→ STATED TASK
Reproduce each of the following rows verbatim, without altering any character.

→ EXCERPTED DATA
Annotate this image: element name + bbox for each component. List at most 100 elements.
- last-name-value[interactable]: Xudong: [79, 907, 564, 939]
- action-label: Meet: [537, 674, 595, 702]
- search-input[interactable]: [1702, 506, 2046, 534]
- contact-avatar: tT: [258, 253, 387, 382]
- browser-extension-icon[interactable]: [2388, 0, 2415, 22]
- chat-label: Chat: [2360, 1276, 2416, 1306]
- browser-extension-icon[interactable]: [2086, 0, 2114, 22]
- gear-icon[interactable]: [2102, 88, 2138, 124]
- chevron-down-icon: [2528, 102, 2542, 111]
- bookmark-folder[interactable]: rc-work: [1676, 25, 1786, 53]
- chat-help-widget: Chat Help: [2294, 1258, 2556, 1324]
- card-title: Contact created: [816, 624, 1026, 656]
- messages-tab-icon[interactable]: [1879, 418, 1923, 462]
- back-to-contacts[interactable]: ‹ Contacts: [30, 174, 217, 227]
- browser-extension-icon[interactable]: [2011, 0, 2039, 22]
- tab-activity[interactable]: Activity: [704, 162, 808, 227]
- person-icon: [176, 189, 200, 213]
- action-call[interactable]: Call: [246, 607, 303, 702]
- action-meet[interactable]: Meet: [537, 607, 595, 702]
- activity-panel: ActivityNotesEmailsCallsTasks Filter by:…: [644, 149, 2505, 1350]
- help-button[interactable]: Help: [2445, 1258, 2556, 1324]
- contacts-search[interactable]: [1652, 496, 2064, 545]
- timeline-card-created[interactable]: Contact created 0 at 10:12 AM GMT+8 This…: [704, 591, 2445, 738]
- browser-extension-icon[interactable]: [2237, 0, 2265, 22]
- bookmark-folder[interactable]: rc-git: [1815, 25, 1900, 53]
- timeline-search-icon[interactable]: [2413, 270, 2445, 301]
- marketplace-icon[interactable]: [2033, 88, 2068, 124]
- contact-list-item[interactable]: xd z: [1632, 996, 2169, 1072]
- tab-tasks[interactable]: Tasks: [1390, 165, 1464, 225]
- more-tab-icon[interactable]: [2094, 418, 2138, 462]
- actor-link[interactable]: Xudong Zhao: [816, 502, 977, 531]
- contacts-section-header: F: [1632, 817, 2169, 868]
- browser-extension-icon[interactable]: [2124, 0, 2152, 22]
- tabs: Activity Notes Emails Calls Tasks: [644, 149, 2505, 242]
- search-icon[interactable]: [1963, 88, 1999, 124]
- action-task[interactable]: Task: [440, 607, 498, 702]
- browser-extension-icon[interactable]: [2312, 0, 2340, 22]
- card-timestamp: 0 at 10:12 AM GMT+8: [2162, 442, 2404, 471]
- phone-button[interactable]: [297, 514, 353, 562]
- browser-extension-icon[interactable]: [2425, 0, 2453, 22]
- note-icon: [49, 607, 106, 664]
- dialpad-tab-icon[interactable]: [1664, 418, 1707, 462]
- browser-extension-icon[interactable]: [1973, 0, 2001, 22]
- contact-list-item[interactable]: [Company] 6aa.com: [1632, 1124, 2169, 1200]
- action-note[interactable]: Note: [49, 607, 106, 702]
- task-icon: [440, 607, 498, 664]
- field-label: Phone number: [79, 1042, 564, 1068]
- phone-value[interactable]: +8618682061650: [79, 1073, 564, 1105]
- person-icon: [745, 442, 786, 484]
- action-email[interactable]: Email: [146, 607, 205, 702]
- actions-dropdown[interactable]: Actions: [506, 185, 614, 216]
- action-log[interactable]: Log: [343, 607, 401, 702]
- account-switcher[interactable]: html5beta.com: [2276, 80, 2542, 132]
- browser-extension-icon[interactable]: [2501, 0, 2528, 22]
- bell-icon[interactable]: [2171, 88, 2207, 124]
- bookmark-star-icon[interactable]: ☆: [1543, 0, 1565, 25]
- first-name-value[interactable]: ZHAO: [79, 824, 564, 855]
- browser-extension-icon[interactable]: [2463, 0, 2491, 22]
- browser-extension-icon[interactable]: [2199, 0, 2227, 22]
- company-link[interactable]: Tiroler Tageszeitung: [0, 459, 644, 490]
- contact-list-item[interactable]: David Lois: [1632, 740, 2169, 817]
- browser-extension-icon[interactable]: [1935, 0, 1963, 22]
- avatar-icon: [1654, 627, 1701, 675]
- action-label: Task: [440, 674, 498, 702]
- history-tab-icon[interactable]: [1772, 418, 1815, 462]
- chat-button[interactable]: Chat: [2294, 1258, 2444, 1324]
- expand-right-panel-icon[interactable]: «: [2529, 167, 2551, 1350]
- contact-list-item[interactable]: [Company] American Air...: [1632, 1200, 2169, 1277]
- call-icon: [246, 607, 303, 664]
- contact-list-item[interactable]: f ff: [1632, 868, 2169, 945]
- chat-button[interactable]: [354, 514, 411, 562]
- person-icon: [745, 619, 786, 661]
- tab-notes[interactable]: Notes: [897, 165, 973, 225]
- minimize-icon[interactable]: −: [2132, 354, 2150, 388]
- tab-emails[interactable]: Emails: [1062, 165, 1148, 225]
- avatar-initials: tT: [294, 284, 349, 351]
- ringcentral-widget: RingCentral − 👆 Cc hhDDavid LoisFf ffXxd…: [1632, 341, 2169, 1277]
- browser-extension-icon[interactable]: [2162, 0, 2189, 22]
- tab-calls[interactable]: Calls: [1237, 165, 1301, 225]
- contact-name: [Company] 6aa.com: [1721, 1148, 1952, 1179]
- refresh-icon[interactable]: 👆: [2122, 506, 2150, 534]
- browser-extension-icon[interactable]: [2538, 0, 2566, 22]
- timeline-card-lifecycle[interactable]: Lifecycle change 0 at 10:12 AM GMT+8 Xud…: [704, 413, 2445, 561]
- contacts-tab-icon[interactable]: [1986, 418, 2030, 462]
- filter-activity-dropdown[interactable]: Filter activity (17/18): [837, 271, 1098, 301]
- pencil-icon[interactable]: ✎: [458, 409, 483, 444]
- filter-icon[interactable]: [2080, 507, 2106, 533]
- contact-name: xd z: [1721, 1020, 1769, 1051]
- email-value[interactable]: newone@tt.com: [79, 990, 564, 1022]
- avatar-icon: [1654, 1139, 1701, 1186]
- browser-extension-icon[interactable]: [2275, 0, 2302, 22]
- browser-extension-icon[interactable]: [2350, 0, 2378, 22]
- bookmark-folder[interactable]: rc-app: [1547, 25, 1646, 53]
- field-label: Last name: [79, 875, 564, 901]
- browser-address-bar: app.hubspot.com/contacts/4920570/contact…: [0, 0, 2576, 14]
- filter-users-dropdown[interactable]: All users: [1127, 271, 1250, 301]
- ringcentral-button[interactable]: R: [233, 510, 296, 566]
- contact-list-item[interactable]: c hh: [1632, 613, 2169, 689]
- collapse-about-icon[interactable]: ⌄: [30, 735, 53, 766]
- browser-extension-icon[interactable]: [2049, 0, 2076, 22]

→ REPLY TO THE EXERCISE
Annotate this image: element name + bbox for each component. List at most 100 elements.
- last-name-value[interactable]: Xudong: [79, 907, 564, 939]
- action-label: Meet: [537, 674, 595, 702]
- search-input[interactable]: [1702, 506, 2046, 534]
- contact-avatar: tT: [258, 253, 387, 382]
- browser-extension-icon[interactable]: [2388, 0, 2415, 22]
- chat-label: Chat: [2360, 1276, 2416, 1306]
- browser-extension-icon[interactable]: [2086, 0, 2114, 22]
- gear-icon[interactable]: [2102, 88, 2138, 124]
- chevron-down-icon: [2528, 102, 2542, 111]
- bookmark-folder[interactable]: rc-work: [1676, 25, 1786, 53]
- chat-help-widget: Chat Help: [2294, 1258, 2556, 1324]
- card-title: Contact created: [816, 624, 1026, 656]
- messages-tab-icon[interactable]: [1879, 418, 1923, 462]
- back-to-contacts[interactable]: ‹ Contacts: [30, 174, 217, 227]
- browser-extension-icon[interactable]: [2011, 0, 2039, 22]
- tab-activity[interactable]: Activity: [704, 162, 808, 227]
- person-icon: [176, 189, 200, 213]
- action-call[interactable]: Call: [246, 607, 303, 702]
- action-meet[interactable]: Meet: [537, 607, 595, 702]
- activity-panel: ActivityNotesEmailsCallsTasks Filter by:…: [644, 149, 2505, 1350]
- help-button[interactable]: Help: [2445, 1258, 2556, 1324]
- contacts-search[interactable]: [1652, 496, 2064, 545]
- timeline-card-created[interactable]: Contact created 0 at 10:12 AM GMT+8 This…: [704, 591, 2445, 738]
- browser-extension-icon[interactable]: [2237, 0, 2265, 22]
- bookmark-folder[interactable]: rc-git: [1815, 25, 1900, 53]
- timeline-search-icon[interactable]: [2413, 270, 2445, 301]
- marketplace-icon[interactable]: [2033, 88, 2068, 124]
- contact-list-item[interactable]: xd z: [1632, 996, 2169, 1072]
- tab-tasks[interactable]: Tasks: [1390, 165, 1464, 225]
- more-tab-icon[interactable]: [2094, 418, 2138, 462]
- actor-link[interactable]: Xudong Zhao: [816, 502, 977, 531]
- contacts-section-header: F: [1632, 817, 2169, 868]
- browser-extension-icon[interactable]: [2124, 0, 2152, 22]
- tabs: Activity Notes Emails Calls Tasks: [644, 149, 2505, 242]
- search-icon[interactable]: [1963, 88, 1999, 124]
- action-task[interactable]: Task: [440, 607, 498, 702]
- browser-extension-icon[interactable]: [2312, 0, 2340, 22]
- card-timestamp: 0 at 10:12 AM GMT+8: [2162, 442, 2404, 471]
- phone-button[interactable]: [297, 514, 353, 562]
- browser-extension-icon[interactable]: [2425, 0, 2453, 22]
- note-icon: [49, 607, 106, 664]
- dialpad-tab-icon[interactable]: [1664, 418, 1707, 462]
- browser-extension-icon[interactable]: [1973, 0, 2001, 22]
- contact-list-item[interactable]: [Company] 6aa.com: [1632, 1124, 2169, 1200]
- action-note[interactable]: Note: [49, 607, 106, 702]
- task-icon: [440, 607, 498, 664]
- field-label: Phone number: [79, 1042, 564, 1068]
- phone-value[interactable]: +8618682061650: [79, 1073, 564, 1105]
- person-icon: [745, 442, 786, 484]
- action-email[interactable]: Email: [146, 607, 205, 702]
- actions-dropdown[interactable]: Actions: [506, 185, 614, 216]
- action-log[interactable]: Log: [343, 607, 401, 702]
- account-switcher[interactable]: html5beta.com: [2276, 80, 2542, 132]
- browser-extension-icon[interactable]: [2501, 0, 2528, 22]
- bell-icon[interactable]: [2171, 88, 2207, 124]
- bookmark-star-icon[interactable]: ☆: [1543, 0, 1565, 25]
- first-name-value[interactable]: ZHAO: [79, 824, 564, 855]
- browser-extension-icon[interactable]: [2463, 0, 2491, 22]
- browser-extension-icon[interactable]: [2199, 0, 2227, 22]
- company-link[interactable]: Tiroler Tageszeitung: [0, 459, 644, 490]
- contact-list-item[interactable]: David Lois: [1632, 740, 2169, 817]
- browser-extension-icon[interactable]: [1935, 0, 1963, 22]
- avatar-icon: [1654, 627, 1701, 675]
- action-label: Task: [440, 674, 498, 702]
- history-tab-icon[interactable]: [1772, 418, 1815, 462]
- chat-button[interactable]: Chat: [2294, 1258, 2444, 1324]
- expand-right-panel-icon[interactable]: «: [2529, 167, 2551, 1350]
- contact-list-item[interactable]: [Company] American Air...: [1632, 1200, 2169, 1277]
- call-icon: [246, 607, 303, 664]
- contact-list-item[interactable]: f ff: [1632, 868, 2169, 945]
- chat-button[interactable]: [354, 514, 411, 562]
- person-icon: [745, 619, 786, 661]
- tab-notes[interactable]: Notes: [897, 165, 973, 225]
- minimize-icon[interactable]: −: [2132, 354, 2150, 388]
- tab-emails[interactable]: Emails: [1062, 165, 1148, 225]
- avatar-initials: tT: [294, 284, 349, 351]
- ringcentral-widget: RingCentral − 👆 Cc hhDDavid LoisFf ffXxd…: [1632, 341, 2169, 1277]
- browser-extension-icon[interactable]: [2162, 0, 2189, 22]
- tab-calls[interactable]: Calls: [1237, 165, 1301, 225]
- contact-name: [Company] 6aa.com: [1721, 1148, 1952, 1179]
- refresh-icon[interactable]: 👆: [2122, 506, 2150, 534]
- browser-extension-icon[interactable]: [2538, 0, 2566, 22]
- timeline-card-lifecycle[interactable]: Lifecycle change 0 at 10:12 AM GMT+8 Xud…: [704, 413, 2445, 561]
- contacts-tab-icon[interactable]: [1986, 418, 2030, 462]
- filter-activity-dropdown[interactable]: Filter activity (17/18): [837, 271, 1098, 301]
- pencil-icon[interactable]: ✎: [458, 409, 483, 444]
- filter-icon[interactable]: [2080, 507, 2106, 533]
- contact-name: xd z: [1721, 1020, 1769, 1051]
- email-value[interactable]: newone@tt.com: [79, 990, 564, 1022]
- avatar-icon: [1654, 1139, 1701, 1186]
- browser-extension-icon[interactable]: [2275, 0, 2302, 22]
- browser-extension-icon[interactable]: [2350, 0, 2378, 22]
- bookmark-folder[interactable]: rc-app: [1547, 25, 1646, 53]
- field-label: Last name: [79, 875, 564, 901]
- browser-address-bar: app.hubspot.com/contacts/4920570/contact…: [0, 0, 2576, 14]
- filter-users-dropdown[interactable]: All users: [1127, 271, 1250, 301]
- ringcentral-button[interactable]: R: [233, 510, 296, 566]
- contact-list-item[interactable]: c hh: [1632, 613, 2169, 689]
- collapse-about-icon[interactable]: ⌄: [30, 735, 53, 766]
- browser-extension-icon[interactable]: [2049, 0, 2076, 22]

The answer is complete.